# JOB:
Print the data exactly as it is given, please.

[Saved entries]

--

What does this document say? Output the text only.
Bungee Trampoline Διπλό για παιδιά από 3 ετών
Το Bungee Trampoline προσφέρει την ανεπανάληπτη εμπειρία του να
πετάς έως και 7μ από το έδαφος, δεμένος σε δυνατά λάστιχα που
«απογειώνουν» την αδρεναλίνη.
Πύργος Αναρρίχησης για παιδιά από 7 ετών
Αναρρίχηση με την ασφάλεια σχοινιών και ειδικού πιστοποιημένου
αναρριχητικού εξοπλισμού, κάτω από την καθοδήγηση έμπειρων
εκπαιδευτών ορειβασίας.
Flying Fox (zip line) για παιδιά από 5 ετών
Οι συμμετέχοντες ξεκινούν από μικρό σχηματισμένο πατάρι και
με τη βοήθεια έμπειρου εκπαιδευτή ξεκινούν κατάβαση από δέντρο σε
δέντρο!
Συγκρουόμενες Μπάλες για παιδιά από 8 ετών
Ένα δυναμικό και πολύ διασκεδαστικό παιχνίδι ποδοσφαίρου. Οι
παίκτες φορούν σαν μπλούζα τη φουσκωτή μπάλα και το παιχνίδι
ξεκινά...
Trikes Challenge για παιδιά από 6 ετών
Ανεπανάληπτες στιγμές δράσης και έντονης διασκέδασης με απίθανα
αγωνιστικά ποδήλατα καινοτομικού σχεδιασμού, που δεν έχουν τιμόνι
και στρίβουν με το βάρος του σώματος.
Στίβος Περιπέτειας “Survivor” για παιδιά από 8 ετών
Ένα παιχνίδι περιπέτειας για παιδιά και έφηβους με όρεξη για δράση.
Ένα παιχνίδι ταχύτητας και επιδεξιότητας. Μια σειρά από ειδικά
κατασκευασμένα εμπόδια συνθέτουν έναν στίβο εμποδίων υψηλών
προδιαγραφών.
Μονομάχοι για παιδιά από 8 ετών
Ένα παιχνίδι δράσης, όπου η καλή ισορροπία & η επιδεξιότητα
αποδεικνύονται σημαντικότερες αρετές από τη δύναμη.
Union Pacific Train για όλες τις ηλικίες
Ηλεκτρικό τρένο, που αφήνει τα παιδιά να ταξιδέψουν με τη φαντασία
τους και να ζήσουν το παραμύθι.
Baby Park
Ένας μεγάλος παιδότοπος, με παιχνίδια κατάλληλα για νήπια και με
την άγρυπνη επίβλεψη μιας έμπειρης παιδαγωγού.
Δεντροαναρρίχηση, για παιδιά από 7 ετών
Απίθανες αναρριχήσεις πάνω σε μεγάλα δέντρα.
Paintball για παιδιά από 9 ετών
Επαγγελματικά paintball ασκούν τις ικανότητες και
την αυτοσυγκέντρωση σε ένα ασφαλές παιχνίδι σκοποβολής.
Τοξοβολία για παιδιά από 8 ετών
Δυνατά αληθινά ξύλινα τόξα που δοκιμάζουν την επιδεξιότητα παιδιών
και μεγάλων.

--

# THE OUTPUT:
What does this document say? Output the text only.
Bungee Trampoline Διπλό για παιδιά από 3 ετών
Το Bungee Trampoline προσφέρει την ανεπανάληπτη εμπειρία του να
πετάς έως και 7μ από το έδαφος, δεμένος σε δυνατά λάστιχα που
«απογειώνουν» την αδρεναλίνη.
Πύργος Αναρρίχησης για παιδιά από 7 ετών
Αναρρίχηση με την ασφάλεια σχοινιών και ειδικού πιστοποιημένου
αναρριχητικού εξοπλισμού, κάτω από την καθοδήγηση έμπειρων
εκπαιδευτών ορειβασίας.
Flying Fox (zip line) για παιδιά από 5 ετών
Οι συμμετέχοντες ξεκινούν από μικρό σχηματισμένο πατάρι και
με τη βοήθεια έμπειρου εκπαιδευτή ξεκινούν κατάβαση από δέντρο σε
δέντρο!
Συγκρουόμενες Μπάλες για παιδιά από 8 ετών
Ένα δυναμικό και πολύ διασκεδαστικό παιχνίδι ποδοσφαίρου. Οι
παίκτες φορούν σαν μπλούζα τη φουσκωτή μπάλα και το παιχνίδι
ξεκινά...
Trikes Challenge για παιδιά από 6 ετών
Ανεπανάληπτες στιγμές δράσης και έντονης διασκέδασης με απίθανα
αγωνιστικά ποδήλατα καινοτομικού σχεδιασμού, που δεν έχουν τιμόνι
και στρίβουν με το βάρος του σώματος.
Στίβος Περιπέτειας “Survivor” για παιδιά από 8 ετών
Ένα παιχνίδι περιπέτειας για παιδιά και έφηβους με όρεξη για δράση.
Ένα παιχνίδι ταχύτητας και επιδεξιότητας. Μια σειρά από ειδικά
κατασκευασμένα εμπόδια συνθέτουν έναν στίβο εμποδίων υψηλών
προδιαγραφών.
Μονομάχοι για παιδιά από 8 ετών
Ένα παιχνίδι δράσης, όπου η καλή ισορροπία & η επιδεξιότητα
αποδεικνύονται σημαντικότερες αρετές από τη δύναμη.
Union Pacific Train για όλες τις ηλικίες
Ηλεκτρικό τρένο, που αφήνει τα παιδιά να ταξιδέψουν με τη φαντασία
τους και να ζήσουν το παραμύθι.
Baby Park
Ένας μεγάλος παιδότοπος, με παιχνίδια κατάλληλα για νήπια και με
την άγρυπνη επίβλεψη μιας έμπειρης παιδαγωγού.
Δεντροαναρρίχηση, για παιδιά από 7 ετών
Απίθανες αναρριχήσεις πάνω σε μεγάλα δέντρα.
Paintball για παιδιά από 9 ετών
Επαγγελματικά paintball ασκούν τις ικανότητες και
την αυτοσυγκέντρωση σε ένα ασφαλές παιχνίδι σκοποβολής.
Τοξοβολία για παιδιά από 8 ετών
Δυνατά αληθινά ξύλινα τόξα που δοκιμάζουν την επιδεξιότητα παιδιών
και μεγάλων.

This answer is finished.